Data to process -
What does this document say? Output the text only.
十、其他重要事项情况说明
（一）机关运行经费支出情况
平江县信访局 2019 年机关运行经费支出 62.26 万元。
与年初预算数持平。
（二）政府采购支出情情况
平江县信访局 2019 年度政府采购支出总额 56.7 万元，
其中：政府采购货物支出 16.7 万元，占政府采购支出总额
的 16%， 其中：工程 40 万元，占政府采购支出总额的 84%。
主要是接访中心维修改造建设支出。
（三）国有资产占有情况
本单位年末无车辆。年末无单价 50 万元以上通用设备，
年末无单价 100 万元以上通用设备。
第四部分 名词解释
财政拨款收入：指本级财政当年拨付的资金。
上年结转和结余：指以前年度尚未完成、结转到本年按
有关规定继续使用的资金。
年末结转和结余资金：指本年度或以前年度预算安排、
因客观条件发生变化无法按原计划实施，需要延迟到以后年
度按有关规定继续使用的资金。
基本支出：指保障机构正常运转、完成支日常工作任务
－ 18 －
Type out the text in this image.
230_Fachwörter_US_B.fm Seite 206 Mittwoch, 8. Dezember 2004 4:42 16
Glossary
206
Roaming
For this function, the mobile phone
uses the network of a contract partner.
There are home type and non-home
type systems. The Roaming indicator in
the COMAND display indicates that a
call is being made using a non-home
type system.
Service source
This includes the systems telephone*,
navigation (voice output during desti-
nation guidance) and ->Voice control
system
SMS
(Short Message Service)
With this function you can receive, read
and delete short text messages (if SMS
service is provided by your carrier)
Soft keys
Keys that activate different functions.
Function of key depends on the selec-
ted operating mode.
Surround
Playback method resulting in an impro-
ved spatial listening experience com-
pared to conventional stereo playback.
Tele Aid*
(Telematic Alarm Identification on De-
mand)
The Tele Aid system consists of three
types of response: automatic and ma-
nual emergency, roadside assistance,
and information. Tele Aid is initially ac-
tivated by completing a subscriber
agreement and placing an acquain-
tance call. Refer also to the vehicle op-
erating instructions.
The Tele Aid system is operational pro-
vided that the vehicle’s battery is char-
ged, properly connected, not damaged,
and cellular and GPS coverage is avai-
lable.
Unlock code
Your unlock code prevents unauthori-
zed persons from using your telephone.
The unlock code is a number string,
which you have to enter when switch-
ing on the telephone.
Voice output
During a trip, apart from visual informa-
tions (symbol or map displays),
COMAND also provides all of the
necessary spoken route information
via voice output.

What is needed - Write out the whole listing again, exactly as it stands.

Reply -
What does this document say? Output the text only.
十、其他重要事项情况说明
（一）机关运行经费支出情况
平江县信访局 2019 年机关运行经费支出 62.26 万元。
与年初预算数持平。
（二）政府采购支出情情况
平江县信访局 2019 年度政府采购支出总额 56.7 万元，
其中：政府采购货物支出 16.7 万元，占政府采购支出总额
的 16%， 其中：工程 40 万元，占政府采购支出总额的 84%。
主要是接访中心维修改造建设支出。
（三）国有资产占有情况
本单位年末无车辆。年末无单价 50 万元以上通用设备，
年末无单价 100 万元以上通用设备。
第四部分 名词解释
财政拨款收入：指本级财政当年拨付的资金。
上年结转和结余：指以前年度尚未完成、结转到本年按
有关规定继续使用的资金。
年末结转和结余资金：指本年度或以前年度预算安排、
因客观条件发生变化无法按原计划实施，需要延迟到以后年
度按有关规定继续使用的资金。
基本支出：指保障机构正常运转、完成支日常工作任务
－ 18 －
Type out the text in this image.
230_Fachwörter_US_B.fm Seite 206 Mittwoch, 8. Dezember 2004 4:42 16
Glossary
206
Roaming
For this function, the mobile phone
uses the network of a contract partner.
There are home type and non-home
type systems. The Roaming indicator in
the COMAND display indicates that a
call is being made using a non-home
type system.
Service source
This includes the systems telephone*,
navigation (voice output during desti-
nation guidance) and ->Voice control
system
SMS
(Short Message Service)
With this function you can receive, read
and delete short text messages (if SMS
service is provided by your carrier)
Soft keys
Keys that activate different functions.
Function of key depends on the selec-
ted operating mode.
Surround
Playback method resulting in an impro-
ved spatial listening experience com-
pared to conventional stereo playback.
Tele Aid*
(Telematic Alarm Identification on De-
mand)
The Tele Aid system consists of three
types of response: automatic and ma-
nual emergency, roadside assistance,
and information. Tele Aid is initially ac-
tivated by completing a subscriber
agreement and placing an acquain-
tance call. Refer also to the vehicle op-
erating instructions.
The Tele Aid system is operational pro-
vided that the vehicle’s battery is char-
ged, properly connected, not damaged,
and cellular and GPS coverage is avai-
lable.
Unlock code
Your unlock code prevents unauthori-
zed persons from using your telephone.
The unlock code is a number string,
which you have to enter when switch-
ing on the telephone.
Voice output
During a trip, apart from visual informa-
tions (symbol or map displays),
COMAND also provides all of the
necessary spoken route information
via voice output.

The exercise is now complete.